▶ **What is being asked**
Identify each line below containing the string "campaigns" and copy it.

____

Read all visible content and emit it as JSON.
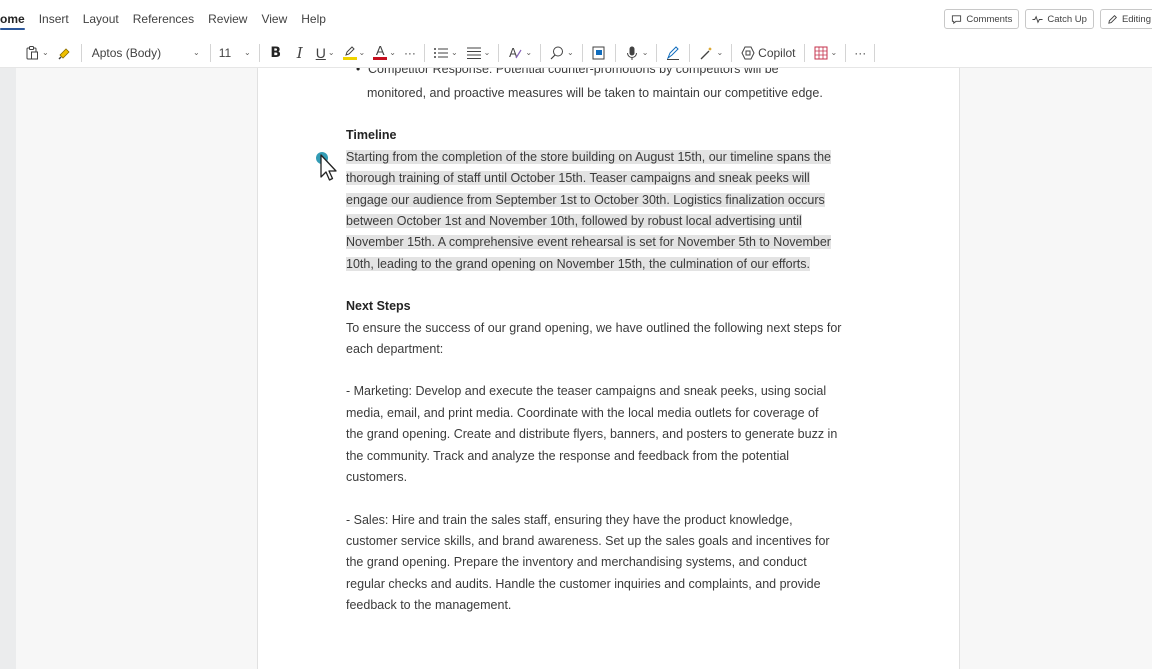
{
  "ribbon": {
    "tabs": [
      "ome",
      "Insert",
      "Layout",
      "References",
      "Review",
      "View",
      "Help"
    ],
    "active_tab": "ome",
    "right": {
      "comments": "Comments",
      "catch_up": "Catch Up",
      "editing": "Editing"
    }
  },
  "toolbar": {
    "font_name": "Aptos (Body)",
    "font_size": "11",
    "bold": "B",
    "italic": "I",
    "underline": "U",
    "more": "···",
    "copilot": "Copilot",
    "highlight_color": "#f0d400",
    "font_color": "#c50f1f"
  },
  "doc": {
    "prev_bullet_cut": "Competitor Response: Potential counter-promotions by competitors will be",
    "prev_bullet_line2": "monitored, and proactive measures will be taken to maintain our competitive edge.",
    "timeline_heading": "Timeline",
    "timeline_lines": [
      "Starting from the completion of the store building on August 15th, our timeline spans the",
      "thorough training of staff until October 15th. Teaser campaigns and sneak peeks will",
      "engage our audience from September 1st to October 30th. Logistics finalization occurs",
      "between October 1st and November 10th, followed by robust local advertising until",
      "November 15th. A comprehensive event rehearsal is set for November 5th to November",
      "10th, leading to the grand opening on November 15th, the culmination of our efforts."
    ],
    "next_heading": "Next Steps",
    "next_lines": [
      "To ensure the success of our grand opening, we have outlined the following next steps for",
      "each department:"
    ],
    "marketing_lines": [
      "- Marketing: Develop and execute the teaser campaigns and sneak peeks, using social",
      "media, email, and print media. Coordinate with the local media outlets for coverage of",
      "the grand opening. Create and distribute flyers, banners, and posters to generate buzz in",
      "the community. Track and analyze the response and feedback from the potential",
      "customers."
    ],
    "sales_lines": [
      "- Sales: Hire and train the sales staff, ensuring they have the product knowledge,",
      "customer service skills, and brand awareness. Set up the sales goals and incentives for",
      "the grand opening. Prepare the inventory and merchandising systems, and conduct",
      "regular checks and audits. Handle the customer inquiries and complaints, and provide",
      "feedback to the management."
    ]
  }
}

____

▶ **Reply**
      "thorough training of staff until October 15th. Teaser campaigns and sneak peeks will",
      "- Marketing: Develop and execute the teaser campaigns and sneak peeks, using social",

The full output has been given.